• _Item position entries_:

§ §

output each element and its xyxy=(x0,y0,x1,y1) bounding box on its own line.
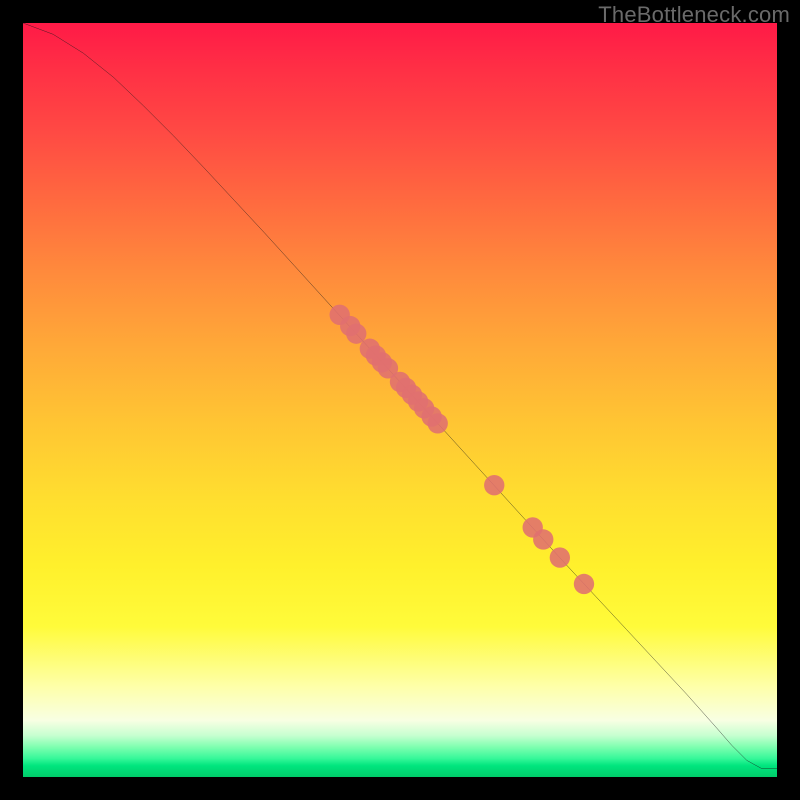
attribution-text: TheBottleneck.com xyxy=(598,2,790,28)
data-marker xyxy=(574,574,594,594)
data-marker xyxy=(484,475,504,495)
plot-area xyxy=(23,23,777,777)
data-marker xyxy=(346,323,366,343)
data-marker xyxy=(428,413,448,433)
data-markers xyxy=(330,305,595,595)
data-marker xyxy=(533,529,553,549)
curve-layer xyxy=(23,23,777,777)
data-marker xyxy=(550,547,570,567)
chart-stage: TheBottleneck.com xyxy=(0,0,800,800)
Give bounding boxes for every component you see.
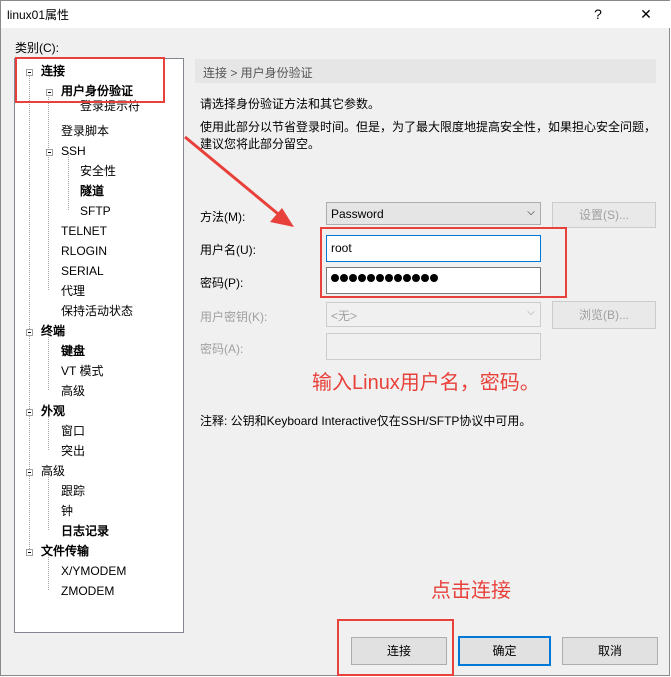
input-hint-annotation: 输入Linux用户名，密码。 <box>312 372 540 394</box>
click-hint-annotation: 点击连接 <box>431 580 511 602</box>
arrow-annotation <box>184 135 294 227</box>
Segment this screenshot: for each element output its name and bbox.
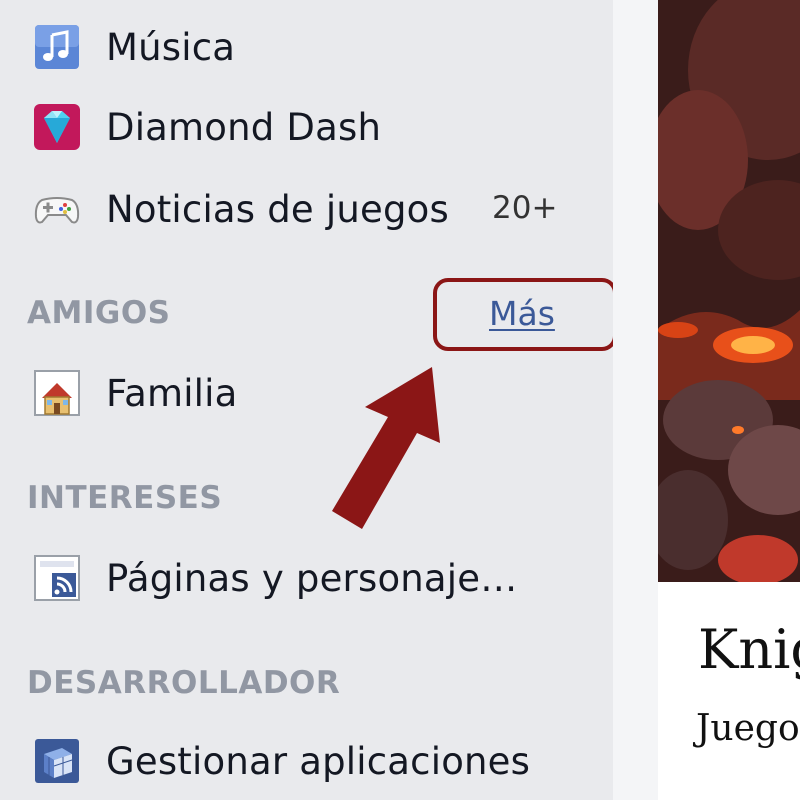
- sidebar-item-gestionar-aplicaciones[interactable]: Gestionar aplicaciones: [32, 736, 530, 786]
- sidebar-item-label: Gestionar aplicaciones: [106, 739, 531, 783]
- game-cover-image[interactable]: [658, 0, 800, 582]
- sidebar-item-label: Diamond Dash: [106, 105, 382, 149]
- section-header-intereses: INTERESES: [27, 480, 223, 516]
- diamond-icon: [34, 104, 80, 150]
- pointer-arrow-icon: [332, 367, 440, 529]
- sidebar-item-label: Familia: [106, 371, 238, 415]
- house-icon: [34, 370, 80, 416]
- main-content: Knig Juego: [658, 0, 800, 800]
- sidebar-item-familia[interactable]: Familia: [32, 368, 238, 418]
- sidebar-item-paginas-y-personajes[interactable]: Páginas y personaje…: [32, 553, 517, 603]
- sidebar-item-diamond-dash[interactable]: Diamond Dash: [32, 102, 381, 152]
- game-subtitle: Juego: [696, 708, 800, 749]
- left-sidebar: Música Diamond Dash Noticias de juegos 2…: [0, 0, 617, 800]
- sidebar-item-noticias-de-juegos[interactable]: Noticias de juegos: [32, 184, 449, 234]
- sidebar-item-label: Páginas y personaje…: [106, 556, 518, 600]
- column-separator: [613, 0, 658, 800]
- gamepad-icon: [34, 197, 80, 224]
- highlight-annotation-box: [433, 278, 617, 351]
- rss-page-icon: [34, 555, 80, 601]
- cube-icon: [35, 739, 79, 783]
- game-title[interactable]: Knig: [698, 618, 800, 681]
- section-header-desarrollador: DESARROLLADOR: [27, 665, 341, 701]
- sidebar-item-label: Música: [106, 25, 236, 69]
- notification-count-badge: 20+: [492, 190, 558, 226]
- sidebar-item-label: Noticias de juegos: [106, 187, 449, 231]
- music-icon: [35, 25, 79, 69]
- sidebar-item-musica[interactable]: Música: [32, 22, 235, 72]
- section-header-amigos: AMIGOS: [27, 295, 171, 331]
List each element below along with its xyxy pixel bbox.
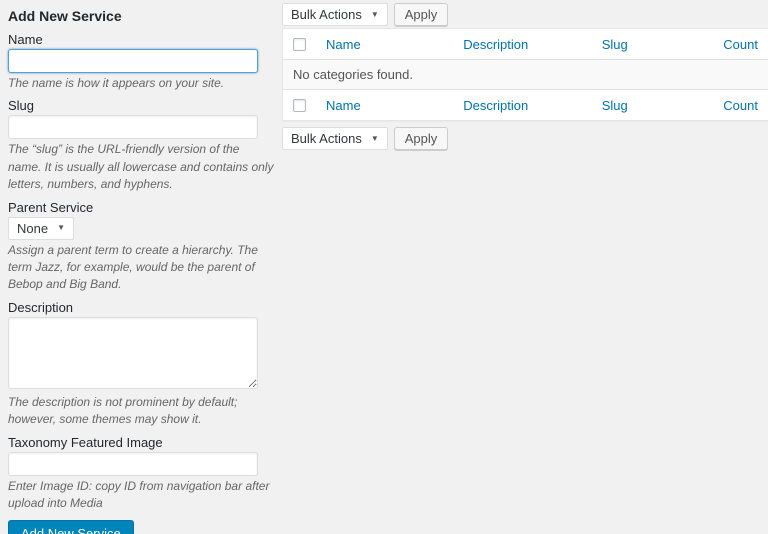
table-footer-row: Name Description Slug Count xyxy=(282,89,768,121)
column-header-slug[interactable]: Slug xyxy=(602,37,628,52)
column-header-count[interactable]: Count xyxy=(723,37,758,52)
table-header-row: Name Description Slug Count xyxy=(282,28,768,61)
name-label: Name xyxy=(8,32,43,47)
column-footer-slug[interactable]: Slug xyxy=(602,98,628,113)
column-footer-count[interactable]: Count xyxy=(723,98,758,113)
bulk-actions-value: Bulk Actions xyxy=(291,131,362,147)
chevron-down-icon: ▼ xyxy=(370,9,379,19)
chevron-down-icon: ▼ xyxy=(57,223,65,233)
description-field: Description The description is not promi… xyxy=(8,299,276,429)
column-footer-description[interactable]: Description xyxy=(463,98,528,113)
tablenav-bottom: Bulk Actions ▼ Apply xyxy=(282,127,768,151)
description-label: Description xyxy=(8,299,74,315)
tablenav-top: Bulk Actions ▼ Apply xyxy=(282,3,768,26)
description-help-text: The description is not prominent by defa… xyxy=(8,394,238,427)
featured-image-field: Taxonomy Featured Image Enter Image ID: … xyxy=(8,434,276,513)
slug-help-text: The “slug” is the URL-friendly version o… xyxy=(8,142,274,192)
featured-image-input[interactable] xyxy=(8,451,258,476)
add-term-form: Add New Service Name The name is how it … xyxy=(0,0,282,534)
parent-select-value: None xyxy=(17,220,49,236)
select-all-checkbox-bottom[interactable] xyxy=(293,99,306,113)
parent-help-text: Assign a parent term to create a hierarc… xyxy=(8,242,258,292)
column-header-description[interactable]: Description xyxy=(463,37,528,52)
column-footer-name[interactable]: Name xyxy=(326,98,361,113)
empty-row: No categories found. xyxy=(282,59,768,90)
bulk-actions-select-top[interactable]: Bulk Actions ▼ xyxy=(282,3,388,26)
parent-label: Parent Service xyxy=(8,199,94,215)
name-help-text: The name is how it appears on your site. xyxy=(8,76,225,90)
empty-message: No categories found. xyxy=(282,59,768,90)
featured-image-label: Taxonomy Featured Image xyxy=(8,434,163,450)
add-new-service-button[interactable]: Add New Service xyxy=(8,520,134,534)
bulk-actions-select-bottom[interactable]: Bulk Actions ▼ xyxy=(282,127,388,151)
slug-field: Slug The “slug” is the URL-friendly vers… xyxy=(8,97,276,193)
parent-select[interactable]: None ▼ xyxy=(8,216,74,240)
featured-image-help-text: Enter Image ID: copy ID from navigation … xyxy=(8,478,270,510)
taxonomy-admin-page: Add New Service Name The name is how it … xyxy=(0,0,768,534)
description-textarea[interactable] xyxy=(8,316,258,389)
select-all-checkbox-top[interactable] xyxy=(293,38,306,52)
slug-label: Slug xyxy=(8,98,35,114)
bulk-actions-value: Bulk Actions xyxy=(291,7,362,22)
name-field: Name The name is how it appears on your … xyxy=(8,31,276,92)
chevron-down-icon: ▼ xyxy=(370,133,379,143)
column-header-name[interactable]: Name xyxy=(326,37,361,52)
parent-field: Parent Service None ▼ Assign a parent te… xyxy=(8,199,276,294)
name-input[interactable] xyxy=(8,49,258,73)
slug-input[interactable] xyxy=(8,115,258,140)
terms-list: Bulk Actions ▼ Apply Name Description Sl… xyxy=(282,0,768,534)
terms-table: Name Description Slug Count No categorie… xyxy=(282,28,768,122)
apply-button-top[interactable]: Apply xyxy=(393,3,449,26)
apply-button-bottom[interactable]: Apply xyxy=(393,127,449,151)
form-title: Add New Service xyxy=(8,8,122,24)
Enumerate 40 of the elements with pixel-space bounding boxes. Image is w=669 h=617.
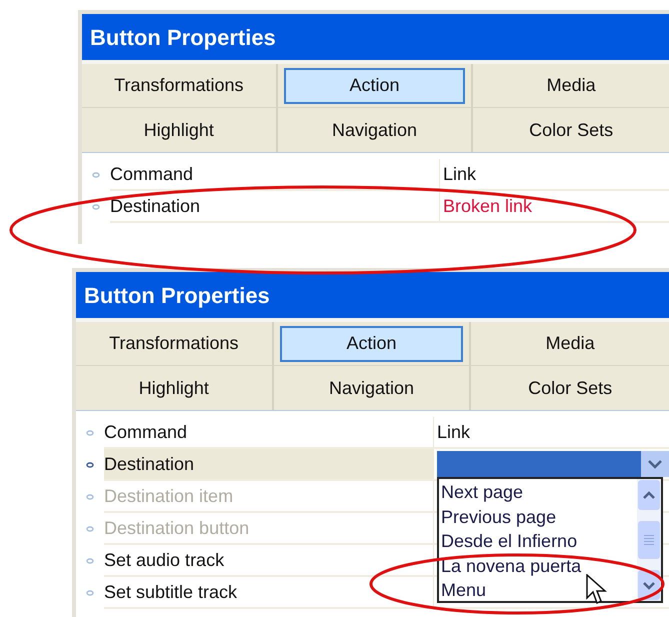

§ §

• _What to work on_: Copy out the items above line for line, omitting the pictures.

• _Output for this exercise_:
output each element and its xyxy=(x0,y0,x1,y1) bounding box on its own line.
attribution-text: TheBottleneck.com xyxy=(598,2,790,28)
data-marker xyxy=(574,574,594,594)
data-marker xyxy=(484,475,504,495)
plot-area xyxy=(23,23,777,777)
data-marker xyxy=(346,323,366,343)
data-marker xyxy=(428,413,448,433)
data-markers xyxy=(330,305,595,595)
data-marker xyxy=(533,529,553,549)
curve-layer xyxy=(23,23,777,777)
data-marker xyxy=(550,547,570,567)
chart-stage: TheBottleneck.com xyxy=(0,0,800,800)
Give bounding boxes for every component you see.
input-hint-annotation: 输入Linux用户名，密码。 <box>312 372 540 394</box>
click-hint-annotation: 点击连接 <box>431 580 511 602</box>
arrow-annotation <box>184 135 294 227</box>
Segment this screenshot: for each element output its name and bbox.
- sidebar-item-gestionar-aplicaciones[interactable]: Gestionar aplicaciones: [32, 736, 530, 786]
- sidebar-item-label: Gestionar aplicaciones: [106, 739, 531, 783]
- game-cover-image[interactable]: [658, 0, 800, 582]
- sidebar-item-label: Diamond Dash: [106, 105, 382, 149]
- section-header-intereses: INTERESES: [27, 480, 223, 516]
- diamond-icon: [34, 104, 80, 150]
- pointer-arrow-icon: [332, 367, 440, 529]
- sidebar-item-label: Familia: [106, 371, 238, 415]
- house-icon: [34, 370, 80, 416]
- main-content: Knig Juego: [658, 0, 800, 800]
- sidebar-item-familia[interactable]: Familia: [32, 368, 238, 418]
- sidebar-item-paginas-y-personajes[interactable]: Páginas y personaje…: [32, 553, 517, 603]
- sidebar-item-diamond-dash[interactable]: Diamond Dash: [32, 102, 381, 152]
- game-subtitle: Juego: [696, 708, 800, 749]
- left-sidebar: Música Diamond Dash Noticias de juegos 2…: [0, 0, 617, 800]
- sidebar-item-noticias-de-juegos[interactable]: Noticias de juegos: [32, 184, 449, 234]
- sidebar-item-label: Páginas y personaje…: [106, 556, 518, 600]
- column-separator: [613, 0, 658, 800]
- gamepad-icon: [34, 197, 80, 224]
- highlight-annotation-box: [433, 278, 617, 351]
- rss-page-icon: [34, 555, 80, 601]
- cube-icon: [35, 739, 79, 783]
- game-title[interactable]: Knig: [698, 618, 800, 681]
- section-header-desarrollador: DESARROLLADOR: [27, 665, 341, 701]
- sidebar-item-label: Música: [106, 25, 236, 69]
- notification-count-badge: 20+: [492, 190, 558, 226]
- sidebar-item-label: Noticias de juegos: [106, 187, 449, 231]
- music-icon: [35, 25, 79, 69]
- sidebar-item-musica[interactable]: Música: [32, 22, 235, 72]
- section-header-amigos: AMIGOS: [27, 295, 171, 331]
List each element below along with its xyxy pixel bbox.
table-footer-row: Name Description Slug Count xyxy=(282,89,768,121)
column-header-slug[interactable]: Slug xyxy=(602,37,628,52)
column-header-count[interactable]: Count xyxy=(723,37,758,52)
table-header-row: Name Description Slug Count xyxy=(282,28,768,61)
name-label: Name xyxy=(8,32,43,47)
column-footer-slug[interactable]: Slug xyxy=(602,98,628,113)
column-footer-count[interactable]: Count xyxy=(723,98,758,113)
bulk-actions-value: Bulk Actions xyxy=(291,131,362,147)
chevron-down-icon: ▼ xyxy=(370,9,379,19)
chevron-down-icon: ▼ xyxy=(57,223,65,233)
description-field: Description The description is not promi… xyxy=(8,299,276,429)
column-footer-description[interactable]: Description xyxy=(463,98,528,113)
tablenav-bottom: Bulk Actions ▼ Apply xyxy=(282,127,768,151)
description-label: Description xyxy=(8,299,74,315)
tablenav-top: Bulk Actions ▼ Apply xyxy=(282,3,768,26)
description-help-text: The description is not prominent by defa… xyxy=(8,394,238,427)
featured-image-field: Taxonomy Featured Image Enter Image ID: … xyxy=(8,434,276,513)
slug-help-text: The “slug” is the URL-friendly version o… xyxy=(8,142,274,192)
featured-image-input[interactable] xyxy=(8,451,258,476)
add-term-form: Add New Service Name The name is how it … xyxy=(0,0,282,534)
parent-select-value: None xyxy=(17,220,49,236)
select-all-checkbox-bottom[interactable] xyxy=(293,99,306,113)
parent-help-text: Assign a parent term to create a hierarc… xyxy=(8,242,258,292)
column-header-description[interactable]: Description xyxy=(463,37,528,52)
column-footer-name[interactable]: Name xyxy=(326,98,361,113)
empty-row: No categories found. xyxy=(282,59,768,90)
bulk-actions-select-top[interactable]: Bulk Actions ▼ xyxy=(282,3,388,26)
parent-label: Parent Service xyxy=(8,199,94,215)
name-help-text: The name is how it appears on your site. xyxy=(8,76,225,90)
empty-message: No categories found. xyxy=(282,59,768,90)
featured-image-label: Taxonomy Featured Image xyxy=(8,434,163,450)
add-new-service-button[interactable]: Add New Service xyxy=(8,520,134,534)
bulk-actions-select-bottom[interactable]: Bulk Actions ▼ xyxy=(282,127,388,151)
slug-field: Slug The “slug” is the URL-friendly vers… xyxy=(8,97,276,193)
parent-select[interactable]: None ▼ xyxy=(8,216,74,240)
featured-image-help-text: Enter Image ID: copy ID from navigation … xyxy=(8,478,270,510)
taxonomy-admin-page: Add New Service Name The name is how it … xyxy=(0,0,768,534)
description-textarea[interactable] xyxy=(8,316,258,389)
select-all-checkbox-top[interactable] xyxy=(293,38,306,52)
slug-label: Slug xyxy=(8,98,35,114)
bulk-actions-value: Bulk Actions xyxy=(291,7,362,22)
name-field: Name The name is how it appears on your … xyxy=(8,31,276,92)
chevron-down-icon: ▼ xyxy=(370,133,379,143)
column-header-name[interactable]: Name xyxy=(326,37,361,52)
parent-field: Parent Service None ▼ Assign a parent te… xyxy=(8,199,276,294)
name-input[interactable] xyxy=(8,49,258,73)
slug-input[interactable] xyxy=(8,115,258,140)
terms-list: Bulk Actions ▼ Apply Name Description Sl… xyxy=(282,0,768,534)
terms-table: Name Description Slug Count No categorie… xyxy=(282,28,768,122)
apply-button-top[interactable]: Apply xyxy=(393,3,449,26)
apply-button-bottom[interactable]: Apply xyxy=(393,127,449,151)
form-title: Add New Service xyxy=(8,8,122,24)
Enumerate 40 of the elements with pixel-space bounding boxes. Image is w=669 h=617.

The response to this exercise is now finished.